● Dataset rows of page text:

☆ ☆ ☆

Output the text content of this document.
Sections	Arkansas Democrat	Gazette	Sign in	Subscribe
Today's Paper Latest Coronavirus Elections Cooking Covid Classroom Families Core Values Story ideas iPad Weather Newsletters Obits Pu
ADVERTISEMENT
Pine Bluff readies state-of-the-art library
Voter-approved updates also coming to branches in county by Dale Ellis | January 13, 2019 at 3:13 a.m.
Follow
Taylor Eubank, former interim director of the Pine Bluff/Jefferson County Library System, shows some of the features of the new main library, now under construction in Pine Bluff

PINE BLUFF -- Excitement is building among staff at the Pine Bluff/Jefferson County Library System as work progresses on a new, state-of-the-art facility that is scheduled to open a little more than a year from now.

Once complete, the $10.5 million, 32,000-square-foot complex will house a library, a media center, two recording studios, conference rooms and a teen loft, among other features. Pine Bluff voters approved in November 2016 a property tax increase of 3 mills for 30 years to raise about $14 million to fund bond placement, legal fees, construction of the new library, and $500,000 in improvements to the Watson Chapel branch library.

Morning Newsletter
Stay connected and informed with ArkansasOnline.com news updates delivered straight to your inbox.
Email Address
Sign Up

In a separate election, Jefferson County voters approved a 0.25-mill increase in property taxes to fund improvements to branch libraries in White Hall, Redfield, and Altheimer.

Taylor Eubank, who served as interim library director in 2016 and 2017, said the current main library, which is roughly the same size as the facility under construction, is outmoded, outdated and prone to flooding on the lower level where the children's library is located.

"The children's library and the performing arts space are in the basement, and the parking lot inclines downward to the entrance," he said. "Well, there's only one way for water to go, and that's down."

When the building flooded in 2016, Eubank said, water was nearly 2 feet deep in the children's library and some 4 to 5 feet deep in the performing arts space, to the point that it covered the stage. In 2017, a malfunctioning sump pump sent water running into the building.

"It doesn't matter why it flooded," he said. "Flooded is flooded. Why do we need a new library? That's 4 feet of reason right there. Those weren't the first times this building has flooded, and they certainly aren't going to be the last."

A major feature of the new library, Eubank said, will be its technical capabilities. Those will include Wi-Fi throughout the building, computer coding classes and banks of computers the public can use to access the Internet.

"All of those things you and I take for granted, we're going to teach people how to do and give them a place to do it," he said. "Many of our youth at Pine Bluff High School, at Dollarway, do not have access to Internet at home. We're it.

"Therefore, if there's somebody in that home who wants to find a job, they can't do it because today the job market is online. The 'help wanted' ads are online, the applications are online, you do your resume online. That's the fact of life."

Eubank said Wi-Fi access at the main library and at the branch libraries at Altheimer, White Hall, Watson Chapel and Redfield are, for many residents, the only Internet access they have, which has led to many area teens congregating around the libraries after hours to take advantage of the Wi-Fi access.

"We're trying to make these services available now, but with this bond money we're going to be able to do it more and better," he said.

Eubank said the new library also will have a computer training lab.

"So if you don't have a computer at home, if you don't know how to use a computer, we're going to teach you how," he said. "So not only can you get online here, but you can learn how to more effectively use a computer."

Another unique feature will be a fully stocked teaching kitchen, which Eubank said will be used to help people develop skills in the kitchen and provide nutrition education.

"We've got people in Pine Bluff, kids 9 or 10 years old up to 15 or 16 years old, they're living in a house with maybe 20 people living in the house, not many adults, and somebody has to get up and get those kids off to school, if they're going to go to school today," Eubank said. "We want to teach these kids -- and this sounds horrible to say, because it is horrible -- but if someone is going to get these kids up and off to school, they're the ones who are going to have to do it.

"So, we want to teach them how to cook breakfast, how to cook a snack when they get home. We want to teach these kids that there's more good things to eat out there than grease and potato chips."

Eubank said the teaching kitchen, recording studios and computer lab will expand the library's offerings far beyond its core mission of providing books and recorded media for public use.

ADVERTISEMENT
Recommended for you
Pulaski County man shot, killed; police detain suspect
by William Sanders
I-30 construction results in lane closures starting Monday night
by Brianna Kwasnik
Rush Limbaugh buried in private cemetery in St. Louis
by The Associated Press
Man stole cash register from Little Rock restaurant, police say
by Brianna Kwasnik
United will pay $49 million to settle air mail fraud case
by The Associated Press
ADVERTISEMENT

☆ ☆ ☆

● WORK ITEM: Exactly as they stand, repeat all the records.

● TASK RESPONSE:
Output the text content of this document.
Sections	Arkansas Democrat	Gazette	Sign in	Subscribe
Today's Paper Latest Coronavirus Elections Cooking Covid Classroom Families Core Values Story ideas iPad Weather Newsletters Obits Pu
ADVERTISEMENT
Pine Bluff readies state-of-the-art library
Voter-approved updates also coming to branches in county by Dale Ellis | January 13, 2019 at 3:13 a.m.
Follow
Taylor Eubank, former interim director of the Pine Bluff/Jefferson County Library System, shows some of the features of the new main library, now under construction in Pine Bluff

PINE BLUFF -- Excitement is building among staff at the Pine Bluff/Jefferson County Library System as work progresses on a new, state-of-the-art facility that is scheduled to open a little more than a year from now.

Once complete, the $10.5 million, 32,000-square-foot complex will house a library, a media center, two recording studios, conference rooms and a teen loft, among other features. Pine Bluff voters approved in November 2016 a property tax increase of 3 mills for 30 years to raise about $14 million to fund bond placement, legal fees, construction of the new library, and $500,000 in improvements to the Watson Chapel branch library.

Morning Newsletter
Stay connected and informed with ArkansasOnline.com news updates delivered straight to your inbox.
Email Address
Sign Up

In a separate election, Jefferson County voters approved a 0.25-mill increase in property taxes to fund improvements to branch libraries in White Hall, Redfield, and Altheimer.

Taylor Eubank, who served as interim library director in 2016 and 2017, said the current main library, which is roughly the same size as the facility under construction, is outmoded, outdated and prone to flooding on the lower level where the children's library is located.

"The children's library and the performing arts space are in the basement, and the parking lot inclines downward to the entrance," he said. "Well, there's only one way for water to go, and that's down."

When the building flooded in 2016, Eubank said, water was nearly 2 feet deep in the children's library and some 4 to 5 feet deep in the performing arts space, to the point that it covered the stage. In 2017, a malfunctioning sump pump sent water running into the building.

"It doesn't matter why it flooded," he said. "Flooded is flooded. Why do we need a new library? That's 4 feet of reason right there. Those weren't the first times this building has flooded, and they certainly aren't going to be the last."

A major feature of the new library, Eubank said, will be its technical capabilities. Those will include Wi-Fi throughout the building, computer coding classes and banks of computers the public can use to access the Internet.

"All of those things you and I take for granted, we're going to teach people how to do and give them a place to do it," he said. "Many of our youth at Pine Bluff High School, at Dollarway, do not have access to Internet at home. We're it.

"Therefore, if there's somebody in that home who wants to find a job, they can't do it because today the job market is online. The 'help wanted' ads are online, the applications are online, you do your resume online. That's the fact of life."

Eubank said Wi-Fi access at the main library and at the branch libraries at Altheimer, White Hall, Watson Chapel and Redfield are, for many residents, the only Internet access they have, which has led to many area teens congregating around the libraries after hours to take advantage of the Wi-Fi access.

"We're trying to make these services available now, but with this bond money we're going to be able to do it more and better," he said.

Eubank said the new library also will have a computer training lab.

"So if you don't have a computer at home, if you don't know how to use a computer, we're going to teach you how," he said. "So not only can you get online here, but you can learn how to more effectively use a computer."

Another unique feature will be a fully stocked teaching kitchen, which Eubank said will be used to help people develop skills in the kitchen and provide nutrition education.

"We've got people in Pine Bluff, kids 9 or 10 years old up to 15 or 16 years old, they're living in a house with maybe 20 people living in the house, not many adults, and somebody has to get up and get those kids off to school, if they're going to go to school today," Eubank said. "We want to teach these kids -- and this sounds horrible to say, because it is horrible -- but if someone is going to get these kids up and off to school, they're the ones who are going to have to do it.

"So, we want to teach them how to cook breakfast, how to cook a snack when they get home. We want to teach these kids that there's more good things to eat out there than grease and potato chips."

Eubank said the teaching kitchen, recording studios and computer lab will expand the library's offerings far beyond its core mission of providing books and recorded media for public use.

ADVERTISEMENT
Recommended for you
Pulaski County man shot, killed; police detain suspect
by William Sanders
I-30 construction results in lane closures starting Monday night
by Brianna Kwasnik
Rush Limbaugh buried in private cemetery in St. Louis
by The Associated Press
Man stole cash register from Little Rock restaurant, police say
by Brianna Kwasnik
United will pay $49 million to settle air mail fraud case
by The Associated Press
ADVERTISEMENT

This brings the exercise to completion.